TASK TO CARRY OUT:
Repeat all of the data precisely.

RECORDS FOR THIS EXERCISE:
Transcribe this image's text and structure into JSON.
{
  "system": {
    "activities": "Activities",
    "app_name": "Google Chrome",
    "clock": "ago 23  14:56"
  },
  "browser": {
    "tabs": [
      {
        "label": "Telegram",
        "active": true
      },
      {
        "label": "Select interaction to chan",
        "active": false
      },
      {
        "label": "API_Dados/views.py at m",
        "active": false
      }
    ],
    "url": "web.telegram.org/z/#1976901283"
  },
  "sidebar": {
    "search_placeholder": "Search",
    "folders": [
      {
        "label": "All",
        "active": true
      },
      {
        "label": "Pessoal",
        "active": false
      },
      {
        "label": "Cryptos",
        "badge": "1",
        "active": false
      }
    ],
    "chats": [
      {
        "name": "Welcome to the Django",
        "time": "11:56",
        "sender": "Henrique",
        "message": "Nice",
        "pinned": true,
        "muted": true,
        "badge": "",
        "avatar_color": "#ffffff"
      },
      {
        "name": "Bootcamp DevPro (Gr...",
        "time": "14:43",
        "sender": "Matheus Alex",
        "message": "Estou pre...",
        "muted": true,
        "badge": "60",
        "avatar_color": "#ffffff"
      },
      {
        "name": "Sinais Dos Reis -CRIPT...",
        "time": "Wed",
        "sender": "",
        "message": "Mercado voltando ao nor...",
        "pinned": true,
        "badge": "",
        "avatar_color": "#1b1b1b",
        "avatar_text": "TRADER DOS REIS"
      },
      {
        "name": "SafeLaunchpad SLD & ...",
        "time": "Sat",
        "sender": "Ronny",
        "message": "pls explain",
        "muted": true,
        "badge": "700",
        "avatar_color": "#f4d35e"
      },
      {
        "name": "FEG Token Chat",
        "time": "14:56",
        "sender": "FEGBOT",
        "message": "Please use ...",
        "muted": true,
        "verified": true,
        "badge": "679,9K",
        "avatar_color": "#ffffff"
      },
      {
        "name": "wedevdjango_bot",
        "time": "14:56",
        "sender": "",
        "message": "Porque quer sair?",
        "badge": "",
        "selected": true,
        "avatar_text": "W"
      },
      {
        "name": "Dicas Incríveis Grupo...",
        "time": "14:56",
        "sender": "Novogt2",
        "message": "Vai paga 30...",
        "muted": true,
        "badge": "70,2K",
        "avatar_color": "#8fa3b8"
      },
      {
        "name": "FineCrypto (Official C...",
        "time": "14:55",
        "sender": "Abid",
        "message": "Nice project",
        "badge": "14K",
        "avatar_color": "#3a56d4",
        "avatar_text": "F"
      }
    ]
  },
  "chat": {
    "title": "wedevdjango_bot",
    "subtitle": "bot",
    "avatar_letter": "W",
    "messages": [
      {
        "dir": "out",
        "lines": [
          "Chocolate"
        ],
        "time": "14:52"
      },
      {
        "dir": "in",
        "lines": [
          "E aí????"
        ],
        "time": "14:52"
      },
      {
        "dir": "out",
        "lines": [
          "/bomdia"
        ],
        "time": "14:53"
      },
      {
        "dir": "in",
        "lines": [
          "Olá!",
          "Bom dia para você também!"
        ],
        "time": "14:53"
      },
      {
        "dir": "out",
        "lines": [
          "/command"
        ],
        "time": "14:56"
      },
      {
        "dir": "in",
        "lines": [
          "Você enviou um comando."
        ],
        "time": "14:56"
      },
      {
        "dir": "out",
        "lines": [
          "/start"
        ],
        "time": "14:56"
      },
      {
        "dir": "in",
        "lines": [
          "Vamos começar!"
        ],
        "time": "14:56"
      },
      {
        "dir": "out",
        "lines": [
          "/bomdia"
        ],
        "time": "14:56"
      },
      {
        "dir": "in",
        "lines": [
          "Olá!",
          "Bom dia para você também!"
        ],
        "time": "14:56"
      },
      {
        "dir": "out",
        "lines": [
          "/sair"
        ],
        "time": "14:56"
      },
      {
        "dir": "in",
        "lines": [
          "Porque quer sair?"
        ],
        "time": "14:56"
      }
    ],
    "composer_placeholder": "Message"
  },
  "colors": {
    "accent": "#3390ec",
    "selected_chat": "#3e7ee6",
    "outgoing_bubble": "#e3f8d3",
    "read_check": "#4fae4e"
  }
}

EXERCISE SOLUTION:
Transcribe this image's text and structure into JSON.
{
  "system": {
    "activities": "Activities",
    "app_name": "Google Chrome",
    "clock": "ago 23  14:56"
  },
  "browser": {
    "tabs": [
      {
        "label": "Telegram",
        "active": true
      },
      {
        "label": "Select interaction to chan",
        "active": false
      },
      {
        "label": "API_Dados/views.py at m",
        "active": false
      }
    ],
    "url": "web.telegram.org/z/#1976901283"
  },
  "sidebar": {
    "search_placeholder": "Search",
    "folders": [
      {
        "label": "All",
        "active": true
      },
      {
        "label": "Pessoal",
        "active": false
      },
      {
        "label": "Cryptos",
        "badge": "1",
        "active": false
      }
    ],
    "chats": [
      {
        "name": "Welcome to the Django",
        "time": "11:56",
        "sender": "Henrique",
        "message": "Nice",
        "pinned": true,
        "muted": true,
        "badge": "",
        "avatar_color": "#ffffff"
      },
      {
        "name": "Bootcamp DevPro (Gr...",
        "time": "14:43",
        "sender": "Matheus Alex",
        "message": "Estou pre...",
        "muted": true,
        "badge": "60",
        "avatar_color": "#ffffff"
      },
      {
        "name": "Sinais Dos Reis -CRIPT...",
        "time": "Wed",
        "sender": "",
        "message": "Mercado voltando ao nor...",
        "pinned": true,
        "badge": "",
        "avatar_color": "#1b1b1b",
        "avatar_text": "TRADER DOS REIS"
      },
      {
        "name": "SafeLaunchpad SLD & ...",
        "time": "Sat",
        "sender": "Ronny",
        "message": "pls explain",
        "muted": true,
        "badge": "700",
        "avatar_color": "#f4d35e"
      },
      {
        "name": "FEG Token Chat",
        "time": "14:56",
        "sender": "FEGBOT",
        "message": "Please use ...",
        "muted": true,
        "verified": true,
        "badge": "679,9K",
        "avatar_color": "#ffffff"
      },
      {
        "name": "wedevdjango_bot",
        "time": "14:56",
        "sender": "",
        "message": "Porque quer sair?",
        "badge": "",
        "selected": true,
        "avatar_text": "W"
      },
      {
        "name": "Dicas Incríveis Grupo...",
        "time": "14:56",
        "sender": "Novogt2",
        "message": "Vai paga 30...",
        "muted": true,
        "badge": "70,2K",
        "avatar_color": "#8fa3b8"
      },
      {
        "name": "FineCrypto (Official C...",
        "time": "14:55",
        "sender": "Abid",
        "message": "Nice project",
        "badge": "14K",
        "avatar_color": "#3a56d4",
        "avatar_text": "F"
      }
    ]
  },
  "chat": {
    "title": "wedevdjango_bot",
    "subtitle": "bot",
    "avatar_letter": "W",
    "messages": [
      {
        "dir": "out",
        "lines": [
          "Chocolate"
        ],
        "time": "14:52"
      },
      {
        "dir": "in",
        "lines": [
          "E aí????"
        ],
        "time": "14:52"
      },
      {
        "dir": "out",
        "lines": [
          "/bomdia"
        ],
        "time": "14:53"
      },
      {
        "dir": "in",
        "lines": [
          "Olá!",
          "Bom dia para você também!"
        ],
        "time": "14:53"
      },
      {
        "dir": "out",
        "lines": [
          "/command"
        ],
        "time": "14:56"
      },
      {
        "dir": "in",
        "lines": [
          "Você enviou um comando."
        ],
        "time": "14:56"
      },
      {
        "dir": "out",
        "lines": [
          "/start"
        ],
        "time": "14:56"
      },
      {
        "dir": "in",
        "lines": [
          "Vamos começar!"
        ],
        "time": "14:56"
      },
      {
        "dir": "out",
        "lines": [
          "/bomdia"
        ],
        "time": "14:56"
      },
      {
        "dir": "in",
        "lines": [
          "Olá!",
          "Bom dia para você também!"
        ],
        "time": "14:56"
      },
      {
        "dir": "out",
        "lines": [
          "/sair"
        ],
        "time": "14:56"
      },
      {
        "dir": "in",
        "lines": [
          "Porque quer sair?"
        ],
        "time": "14:56"
      }
    ],
    "composer_placeholder": "Message"
  },
  "colors": {
    "accent": "#3390ec",
    "selected_chat": "#3e7ee6",
    "outgoing_bubble": "#e3f8d3",
    "read_check": "#4fae4e"
  }
}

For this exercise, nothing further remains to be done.